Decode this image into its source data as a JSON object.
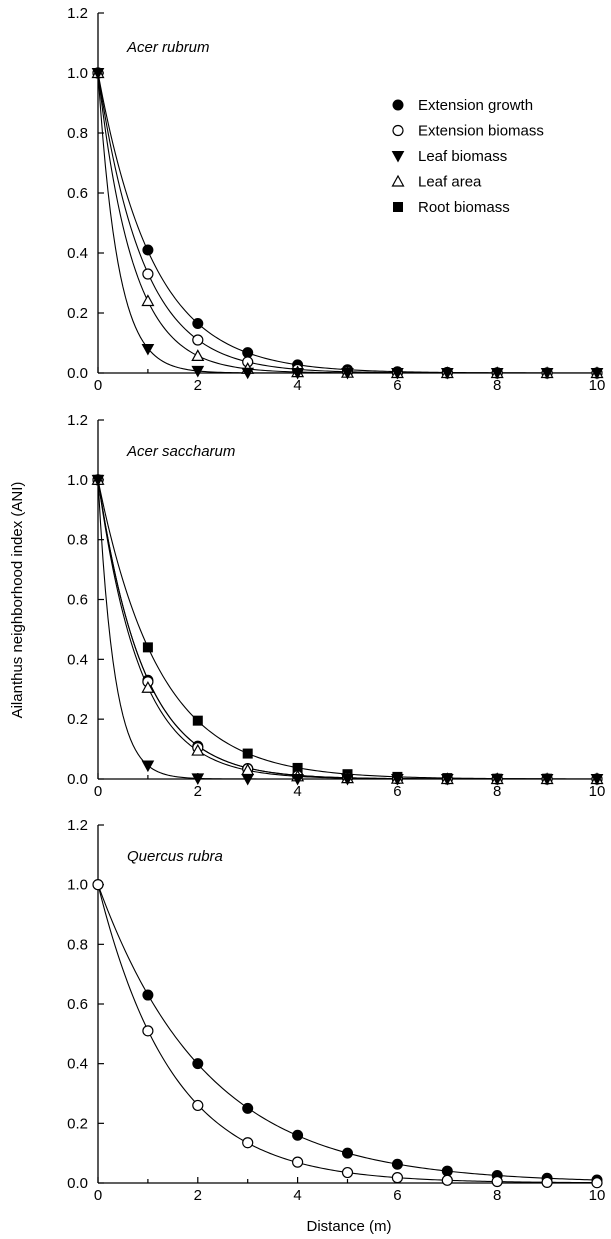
{
  "figure": {
    "ylabel": "Ailanthus neighborhood index (ANI)",
    "xlabel": "Distance (m)"
  },
  "chart_data": [
    {
      "type": "scatter",
      "title": "Acer rubrum",
      "xlim": [
        0,
        10
      ],
      "ylim": [
        0,
        1.2
      ],
      "x_ticks": [
        "0",
        "2",
        "4",
        "6",
        "8",
        "10"
      ],
      "y_ticks": [
        "0.0",
        "0.2",
        "0.4",
        "0.6",
        "0.8",
        "1.0",
        "1.2"
      ],
      "legend_position": "top-right",
      "fitted_curves": true,
      "series": [
        {
          "name": "Extension growth",
          "marker": "filled-circle",
          "k": 0.9,
          "x": [
            0,
            1,
            2,
            3,
            4,
            5,
            6,
            7,
            8,
            9,
            10
          ],
          "y": [
            1.0,
            0.41,
            0.165,
            0.068,
            0.027,
            0.011,
            0.004,
            0.002,
            0.001,
            0.0,
            0.0
          ]
        },
        {
          "name": "Extension biomass",
          "marker": "open-circle",
          "k": 1.1,
          "x": [
            0,
            1,
            2,
            3,
            4,
            5,
            6,
            7,
            8,
            9,
            10
          ],
          "y": [
            1.0,
            0.33,
            0.11,
            0.037,
            0.012,
            0.004,
            0.001,
            0.0,
            0.0,
            0.0,
            0.0
          ]
        },
        {
          "name": "Leaf biomass",
          "marker": "filled-triangle-down",
          "k": 2.5,
          "x": [
            0,
            1,
            2,
            3,
            4,
            5,
            6,
            7,
            8,
            9,
            10
          ],
          "y": [
            1.0,
            0.08,
            0.007,
            0.001,
            0.0,
            0.0,
            0.0,
            0.0,
            0.0,
            0.0,
            0.0
          ]
        },
        {
          "name": "Leaf area",
          "marker": "open-triangle-up",
          "k": 1.43,
          "x": [
            0,
            1,
            2,
            3,
            4,
            5,
            6,
            7,
            8,
            9,
            10
          ],
          "y": [
            1.0,
            0.24,
            0.057,
            0.014,
            0.003,
            0.001,
            0.0,
            0.0,
            0.0,
            0.0,
            0.0
          ]
        },
        {
          "name": "Root biomass",
          "marker": "filled-square",
          "k": null,
          "x": [],
          "y": []
        }
      ]
    },
    {
      "type": "scatter",
      "title": "Acer saccharum",
      "xlim": [
        0,
        10
      ],
      "ylim": [
        0,
        1.2
      ],
      "x_ticks": [
        "0",
        "2",
        "4",
        "6",
        "8",
        "10"
      ],
      "y_ticks": [
        "0.0",
        "0.2",
        "0.4",
        "0.6",
        "0.8",
        "1.0",
        "1.2"
      ],
      "fitted_curves": true,
      "series": [
        {
          "marker": "filled-circle",
          "k": 1.1,
          "x": [
            0,
            1,
            2,
            3,
            4,
            5,
            6,
            7,
            8,
            9,
            10
          ],
          "y": [
            1.0,
            0.33,
            0.11,
            0.035,
            0.012,
            0.004,
            0.001,
            0.0,
            0.0,
            0.0,
            0.0
          ]
        },
        {
          "marker": "open-circle",
          "k": 1.1,
          "x": [
            0,
            1,
            2,
            3,
            4,
            5,
            6,
            7,
            8,
            9,
            10
          ],
          "y": [
            1.0,
            0.325,
            0.105,
            0.034,
            0.011,
            0.004,
            0.001,
            0.0,
            0.0,
            0.0,
            0.0
          ]
        },
        {
          "marker": "filled-triangle-down",
          "k": 3.1,
          "x": [
            0,
            1,
            2,
            3,
            4,
            5,
            6,
            7,
            8,
            9,
            10
          ],
          "y": [
            1.0,
            0.045,
            0.002,
            0.0,
            0.0,
            0.0,
            0.0,
            0.0,
            0.0,
            0.0,
            0.0
          ]
        },
        {
          "marker": "open-triangle-up",
          "k": 1.18,
          "x": [
            0,
            1,
            2,
            3,
            4,
            5,
            6,
            7,
            8,
            9,
            10
          ],
          "y": [
            1.0,
            0.305,
            0.095,
            0.03,
            0.009,
            0.003,
            0.001,
            0.0,
            0.0,
            0.0,
            0.0
          ]
        },
        {
          "marker": "filled-square",
          "k": 0.82,
          "x": [
            0,
            1,
            2,
            3,
            4,
            5,
            6,
            7,
            8,
            9,
            10
          ],
          "y": [
            1.0,
            0.44,
            0.195,
            0.085,
            0.037,
            0.016,
            0.007,
            0.003,
            0.001,
            0.001,
            0.0
          ]
        }
      ]
    },
    {
      "type": "scatter",
      "title": "Quercus rubra",
      "xlim": [
        0,
        10
      ],
      "ylim": [
        0,
        1.2
      ],
      "x_ticks": [
        "0",
        "2",
        "4",
        "6",
        "8",
        "10"
      ],
      "y_ticks": [
        "0.0",
        "0.2",
        "0.4",
        "0.6",
        "0.8",
        "1.0",
        "1.2"
      ],
      "fitted_curves": true,
      "series": [
        {
          "marker": "filled-circle",
          "k": 0.46,
          "x": [
            0,
            1,
            2,
            3,
            4,
            5,
            6,
            7,
            8,
            9,
            10
          ],
          "y": [
            1.0,
            0.63,
            0.4,
            0.25,
            0.16,
            0.1,
            0.063,
            0.04,
            0.025,
            0.016,
            0.01
          ]
        },
        {
          "marker": "open-circle",
          "k": 0.67,
          "x": [
            0,
            1,
            2,
            3,
            4,
            5,
            6,
            7,
            8,
            9,
            10
          ],
          "y": [
            1.0,
            0.51,
            0.26,
            0.135,
            0.07,
            0.035,
            0.018,
            0.009,
            0.005,
            0.002,
            0.001
          ]
        }
      ]
    }
  ]
}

----

--- Instructions for the task ---
Return the material exactly as given, apart from the pictures.

--- Complete response ---
Decode this image into its source data as a JSON object.
{
  "figure": {
    "ylabel": "Ailanthus neighborhood index (ANI)",
    "xlabel": "Distance (m)"
  },
  "chart_data": [
    {
      "type": "scatter",
      "title": "Acer rubrum",
      "xlim": [
        0,
        10
      ],
      "ylim": [
        0,
        1.2
      ],
      "x_ticks": [
        "0",
        "2",
        "4",
        "6",
        "8",
        "10"
      ],
      "y_ticks": [
        "0.0",
        "0.2",
        "0.4",
        "0.6",
        "0.8",
        "1.0",
        "1.2"
      ],
      "legend_position": "top-right",
      "fitted_curves": true,
      "series": [
        {
          "name": "Extension growth",
          "marker": "filled-circle",
          "k": 0.9,
          "x": [
            0,
            1,
            2,
            3,
            4,
            5,
            6,
            7,
            8,
            9,
            10
          ],
          "y": [
            1.0,
            0.41,
            0.165,
            0.068,
            0.027,
            0.011,
            0.004,
            0.002,
            0.001,
            0.0,
            0.0
          ]
        },
        {
          "name": "Extension biomass",
          "marker": "open-circle",
          "k": 1.1,
          "x": [
            0,
            1,
            2,
            3,
            4,
            5,
            6,
            7,
            8,
            9,
            10
          ],
          "y": [
            1.0,
            0.33,
            0.11,
            0.037,
            0.012,
            0.004,
            0.001,
            0.0,
            0.0,
            0.0,
            0.0
          ]
        },
        {
          "name": "Leaf biomass",
          "marker": "filled-triangle-down",
          "k": 2.5,
          "x": [
            0,
            1,
            2,
            3,
            4,
            5,
            6,
            7,
            8,
            9,
            10
          ],
          "y": [
            1.0,
            0.08,
            0.007,
            0.001,
            0.0,
            0.0,
            0.0,
            0.0,
            0.0,
            0.0,
            0.0
          ]
        },
        {
          "name": "Leaf area",
          "marker": "open-triangle-up",
          "k": 1.43,
          "x": [
            0,
            1,
            2,
            3,
            4,
            5,
            6,
            7,
            8,
            9,
            10
          ],
          "y": [
            1.0,
            0.24,
            0.057,
            0.014,
            0.003,
            0.001,
            0.0,
            0.0,
            0.0,
            0.0,
            0.0
          ]
        },
        {
          "name": "Root biomass",
          "marker": "filled-square",
          "k": null,
          "x": [],
          "y": []
        }
      ]
    },
    {
      "type": "scatter",
      "title": "Acer saccharum",
      "xlim": [
        0,
        10
      ],
      "ylim": [
        0,
        1.2
      ],
      "x_ticks": [
        "0",
        "2",
        "4",
        "6",
        "8",
        "10"
      ],
      "y_ticks": [
        "0.0",
        "0.2",
        "0.4",
        "0.6",
        "0.8",
        "1.0",
        "1.2"
      ],
      "fitted_curves": true,
      "series": [
        {
          "marker": "filled-circle",
          "k": 1.1,
          "x": [
            0,
            1,
            2,
            3,
            4,
            5,
            6,
            7,
            8,
            9,
            10
          ],
          "y": [
            1.0,
            0.33,
            0.11,
            0.035,
            0.012,
            0.004,
            0.001,
            0.0,
            0.0,
            0.0,
            0.0
          ]
        },
        {
          "marker": "open-circle",
          "k": 1.1,
          "x": [
            0,
            1,
            2,
            3,
            4,
            5,
            6,
            7,
            8,
            9,
            10
          ],
          "y": [
            1.0,
            0.325,
            0.105,
            0.034,
            0.011,
            0.004,
            0.001,
            0.0,
            0.0,
            0.0,
            0.0
          ]
        },
        {
          "marker": "filled-triangle-down",
          "k": 3.1,
          "x": [
            0,
            1,
            2,
            3,
            4,
            5,
            6,
            7,
            8,
            9,
            10
          ],
          "y": [
            1.0,
            0.045,
            0.002,
            0.0,
            0.0,
            0.0,
            0.0,
            0.0,
            0.0,
            0.0,
            0.0
          ]
        },
        {
          "marker": "open-triangle-up",
          "k": 1.18,
          "x": [
            0,
            1,
            2,
            3,
            4,
            5,
            6,
            7,
            8,
            9,
            10
          ],
          "y": [
            1.0,
            0.305,
            0.095,
            0.03,
            0.009,
            0.003,
            0.001,
            0.0,
            0.0,
            0.0,
            0.0
          ]
        },
        {
          "marker": "filled-square",
          "k": 0.82,
          "x": [
            0,
            1,
            2,
            3,
            4,
            5,
            6,
            7,
            8,
            9,
            10
          ],
          "y": [
            1.0,
            0.44,
            0.195,
            0.085,
            0.037,
            0.016,
            0.007,
            0.003,
            0.001,
            0.001,
            0.0
          ]
        }
      ]
    },
    {
      "type": "scatter",
      "title": "Quercus rubra",
      "xlim": [
        0,
        10
      ],
      "ylim": [
        0,
        1.2
      ],
      "x_ticks": [
        "0",
        "2",
        "4",
        "6",
        "8",
        "10"
      ],
      "y_ticks": [
        "0.0",
        "0.2",
        "0.4",
        "0.6",
        "0.8",
        "1.0",
        "1.2"
      ],
      "fitted_curves": true,
      "series": [
        {
          "marker": "filled-circle",
          "k": 0.46,
          "x": [
            0,
            1,
            2,
            3,
            4,
            5,
            6,
            7,
            8,
            9,
            10
          ],
          "y": [
            1.0,
            0.63,
            0.4,
            0.25,
            0.16,
            0.1,
            0.063,
            0.04,
            0.025,
            0.016,
            0.01
          ]
        },
        {
          "marker": "open-circle",
          "k": 0.67,
          "x": [
            0,
            1,
            2,
            3,
            4,
            5,
            6,
            7,
            8,
            9,
            10
          ],
          "y": [
            1.0,
            0.51,
            0.26,
            0.135,
            0.07,
            0.035,
            0.018,
            0.009,
            0.005,
            0.002,
            0.001
          ]
        }
      ]
    }
  ]
}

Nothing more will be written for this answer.